Short problem: In the board committee notice, who is named chair of the Audit Committee?

On July 18, the Board deemed it in the best interests of the Corporation to amend the composition of the Committees of the Board, reconstituted and shall be comprised of the following persons. It has also been determined that any persons not named below are hereby removed from the applicable Committee to the extent previously serving thereon:

 

  The Audit Committee shall be comprised of the following persons: Katharyn Field as Audit Committee Chair; Robert Lim; and, Pavanveer Gill.
  The Compensation Committee shall be comprised of the following persons: Pavanveer Gill as Compensation Committee Chair; Robert Lim; and, Katharyn Field.
  The Nominating and Corporation Governance Committee shall be comprised of the following persons: Robert Lim as Nominating and Corporation Governance Committee; Katharyn Field; and, Pavanveer Gill.

 

Formation of Special Committee for Evaluation and Recommendation of Funding Alternatives. Appointment of Directors to Committee.

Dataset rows
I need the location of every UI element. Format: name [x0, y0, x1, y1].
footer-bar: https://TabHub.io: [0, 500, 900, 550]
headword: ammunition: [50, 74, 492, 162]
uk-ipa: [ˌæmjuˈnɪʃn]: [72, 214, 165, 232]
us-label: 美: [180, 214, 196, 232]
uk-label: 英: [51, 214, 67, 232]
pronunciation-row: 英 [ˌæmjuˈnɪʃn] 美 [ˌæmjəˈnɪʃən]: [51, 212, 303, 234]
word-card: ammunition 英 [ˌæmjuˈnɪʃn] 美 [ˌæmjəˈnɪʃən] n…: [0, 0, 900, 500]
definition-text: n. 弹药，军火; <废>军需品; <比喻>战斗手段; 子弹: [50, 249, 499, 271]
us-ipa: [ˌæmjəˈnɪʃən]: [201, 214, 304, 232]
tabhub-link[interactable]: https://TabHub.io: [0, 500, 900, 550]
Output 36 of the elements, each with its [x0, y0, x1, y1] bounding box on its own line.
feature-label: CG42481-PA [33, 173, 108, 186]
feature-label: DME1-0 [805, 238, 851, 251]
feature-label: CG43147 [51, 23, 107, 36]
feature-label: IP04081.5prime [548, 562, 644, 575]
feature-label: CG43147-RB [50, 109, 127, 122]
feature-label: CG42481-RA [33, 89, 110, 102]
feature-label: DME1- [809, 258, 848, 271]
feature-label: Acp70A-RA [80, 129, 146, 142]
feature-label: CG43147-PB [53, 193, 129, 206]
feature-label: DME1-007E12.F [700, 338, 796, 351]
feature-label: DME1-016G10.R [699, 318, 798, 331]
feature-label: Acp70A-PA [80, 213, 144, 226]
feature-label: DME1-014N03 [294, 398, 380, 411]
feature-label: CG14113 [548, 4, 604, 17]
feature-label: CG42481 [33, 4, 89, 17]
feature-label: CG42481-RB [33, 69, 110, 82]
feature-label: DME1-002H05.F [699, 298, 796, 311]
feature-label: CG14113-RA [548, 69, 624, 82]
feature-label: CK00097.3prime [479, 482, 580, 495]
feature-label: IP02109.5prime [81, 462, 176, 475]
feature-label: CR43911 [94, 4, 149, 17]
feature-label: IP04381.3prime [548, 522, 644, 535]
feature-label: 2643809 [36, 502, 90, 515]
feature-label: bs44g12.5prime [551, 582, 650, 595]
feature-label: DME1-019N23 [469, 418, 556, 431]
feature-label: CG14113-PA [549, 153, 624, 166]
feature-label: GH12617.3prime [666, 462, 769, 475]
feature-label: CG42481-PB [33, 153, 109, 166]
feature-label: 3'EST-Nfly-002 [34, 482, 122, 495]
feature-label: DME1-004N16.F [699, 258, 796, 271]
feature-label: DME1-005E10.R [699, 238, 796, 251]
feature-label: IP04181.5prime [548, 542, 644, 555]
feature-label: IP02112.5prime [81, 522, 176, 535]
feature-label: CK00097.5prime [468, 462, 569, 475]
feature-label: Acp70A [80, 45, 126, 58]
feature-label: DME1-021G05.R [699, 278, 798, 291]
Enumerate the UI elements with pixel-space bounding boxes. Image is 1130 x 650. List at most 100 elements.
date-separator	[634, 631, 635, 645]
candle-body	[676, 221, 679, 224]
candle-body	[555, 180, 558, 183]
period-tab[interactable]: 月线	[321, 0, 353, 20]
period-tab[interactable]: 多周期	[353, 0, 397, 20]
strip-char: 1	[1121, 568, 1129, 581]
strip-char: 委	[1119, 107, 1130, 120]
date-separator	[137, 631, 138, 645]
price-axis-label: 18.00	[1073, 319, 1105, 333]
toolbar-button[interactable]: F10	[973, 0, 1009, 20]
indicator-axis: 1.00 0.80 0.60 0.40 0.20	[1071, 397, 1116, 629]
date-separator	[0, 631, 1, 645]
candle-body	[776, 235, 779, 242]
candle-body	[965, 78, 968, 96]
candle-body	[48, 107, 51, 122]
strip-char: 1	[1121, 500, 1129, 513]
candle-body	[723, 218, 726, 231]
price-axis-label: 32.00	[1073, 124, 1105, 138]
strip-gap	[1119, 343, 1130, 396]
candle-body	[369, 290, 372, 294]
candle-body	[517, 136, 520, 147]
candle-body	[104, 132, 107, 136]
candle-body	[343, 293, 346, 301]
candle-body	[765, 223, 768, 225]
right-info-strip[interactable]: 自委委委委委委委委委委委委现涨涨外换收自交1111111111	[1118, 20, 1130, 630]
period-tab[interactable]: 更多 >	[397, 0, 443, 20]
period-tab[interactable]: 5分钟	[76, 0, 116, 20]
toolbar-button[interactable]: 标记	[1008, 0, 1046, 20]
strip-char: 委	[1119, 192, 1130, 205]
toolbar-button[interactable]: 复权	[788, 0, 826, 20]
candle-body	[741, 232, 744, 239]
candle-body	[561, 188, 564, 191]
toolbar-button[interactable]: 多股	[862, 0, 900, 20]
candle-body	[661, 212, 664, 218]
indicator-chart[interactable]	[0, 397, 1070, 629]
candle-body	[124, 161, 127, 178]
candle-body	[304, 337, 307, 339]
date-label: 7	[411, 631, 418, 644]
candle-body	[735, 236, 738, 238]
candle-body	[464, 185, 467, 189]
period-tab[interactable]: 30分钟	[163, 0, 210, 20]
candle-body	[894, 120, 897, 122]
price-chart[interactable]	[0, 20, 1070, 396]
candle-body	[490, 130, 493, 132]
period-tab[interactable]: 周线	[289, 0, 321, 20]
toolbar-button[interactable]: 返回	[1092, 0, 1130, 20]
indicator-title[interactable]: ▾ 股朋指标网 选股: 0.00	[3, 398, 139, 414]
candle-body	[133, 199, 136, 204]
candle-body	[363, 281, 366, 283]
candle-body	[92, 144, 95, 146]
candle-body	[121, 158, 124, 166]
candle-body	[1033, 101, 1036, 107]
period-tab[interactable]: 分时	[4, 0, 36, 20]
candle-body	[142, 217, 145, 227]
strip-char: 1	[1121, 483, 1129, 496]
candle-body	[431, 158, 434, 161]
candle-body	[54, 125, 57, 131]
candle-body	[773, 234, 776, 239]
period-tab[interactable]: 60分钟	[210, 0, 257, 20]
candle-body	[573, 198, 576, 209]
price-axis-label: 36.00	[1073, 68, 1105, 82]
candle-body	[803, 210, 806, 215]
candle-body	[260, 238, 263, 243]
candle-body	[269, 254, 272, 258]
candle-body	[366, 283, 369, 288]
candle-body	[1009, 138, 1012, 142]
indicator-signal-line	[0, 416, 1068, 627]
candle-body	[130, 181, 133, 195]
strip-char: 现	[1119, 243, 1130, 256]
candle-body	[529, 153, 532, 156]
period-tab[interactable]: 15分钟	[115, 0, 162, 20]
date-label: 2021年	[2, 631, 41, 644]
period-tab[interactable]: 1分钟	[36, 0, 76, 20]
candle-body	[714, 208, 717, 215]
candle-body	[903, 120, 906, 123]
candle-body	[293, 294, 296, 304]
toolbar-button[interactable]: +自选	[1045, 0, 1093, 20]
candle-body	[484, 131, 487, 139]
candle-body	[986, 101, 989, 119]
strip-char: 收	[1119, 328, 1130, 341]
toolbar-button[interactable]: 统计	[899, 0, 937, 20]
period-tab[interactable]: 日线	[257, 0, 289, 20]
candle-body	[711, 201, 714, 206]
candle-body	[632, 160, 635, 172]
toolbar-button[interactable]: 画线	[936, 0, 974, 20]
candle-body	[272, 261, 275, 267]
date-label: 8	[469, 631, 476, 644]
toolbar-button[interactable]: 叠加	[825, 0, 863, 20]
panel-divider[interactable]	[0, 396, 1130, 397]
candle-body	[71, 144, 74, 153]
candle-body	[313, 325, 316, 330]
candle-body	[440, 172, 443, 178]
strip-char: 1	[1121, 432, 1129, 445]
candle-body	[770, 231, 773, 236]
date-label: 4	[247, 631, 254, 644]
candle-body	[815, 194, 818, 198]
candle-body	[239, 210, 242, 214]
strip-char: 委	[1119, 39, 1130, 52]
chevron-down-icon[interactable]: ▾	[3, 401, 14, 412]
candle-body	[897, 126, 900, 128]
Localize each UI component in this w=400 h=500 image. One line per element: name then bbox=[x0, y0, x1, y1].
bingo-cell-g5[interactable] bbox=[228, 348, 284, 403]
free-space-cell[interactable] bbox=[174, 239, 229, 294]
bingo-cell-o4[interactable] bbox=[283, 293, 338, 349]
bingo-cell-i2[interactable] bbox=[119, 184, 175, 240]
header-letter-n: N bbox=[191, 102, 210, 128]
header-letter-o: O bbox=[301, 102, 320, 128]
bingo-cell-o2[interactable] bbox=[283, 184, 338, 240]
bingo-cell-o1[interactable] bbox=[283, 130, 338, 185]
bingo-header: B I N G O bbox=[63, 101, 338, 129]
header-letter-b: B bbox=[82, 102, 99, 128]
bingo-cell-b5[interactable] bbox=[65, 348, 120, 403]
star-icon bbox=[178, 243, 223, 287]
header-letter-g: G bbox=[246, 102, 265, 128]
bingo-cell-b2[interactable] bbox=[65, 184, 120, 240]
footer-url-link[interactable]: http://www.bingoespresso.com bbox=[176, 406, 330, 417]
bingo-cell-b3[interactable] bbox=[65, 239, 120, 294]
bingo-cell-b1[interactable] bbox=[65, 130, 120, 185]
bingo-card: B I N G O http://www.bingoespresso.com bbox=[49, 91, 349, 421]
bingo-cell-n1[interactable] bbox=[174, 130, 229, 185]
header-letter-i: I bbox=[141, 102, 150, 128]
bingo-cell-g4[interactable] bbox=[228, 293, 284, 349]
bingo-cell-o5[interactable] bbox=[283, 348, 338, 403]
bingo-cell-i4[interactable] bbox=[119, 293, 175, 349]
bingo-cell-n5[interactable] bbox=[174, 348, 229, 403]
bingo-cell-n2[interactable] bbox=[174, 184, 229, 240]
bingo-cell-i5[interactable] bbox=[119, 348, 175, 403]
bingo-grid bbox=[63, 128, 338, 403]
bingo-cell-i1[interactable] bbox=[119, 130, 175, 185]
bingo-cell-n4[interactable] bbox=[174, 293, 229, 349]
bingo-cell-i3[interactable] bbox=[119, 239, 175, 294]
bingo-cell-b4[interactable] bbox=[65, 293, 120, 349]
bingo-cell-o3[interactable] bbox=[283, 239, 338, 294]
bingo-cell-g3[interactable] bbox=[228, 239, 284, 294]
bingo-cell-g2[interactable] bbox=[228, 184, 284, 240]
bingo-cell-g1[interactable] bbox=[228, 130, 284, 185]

Answer for the task: Katharyn Field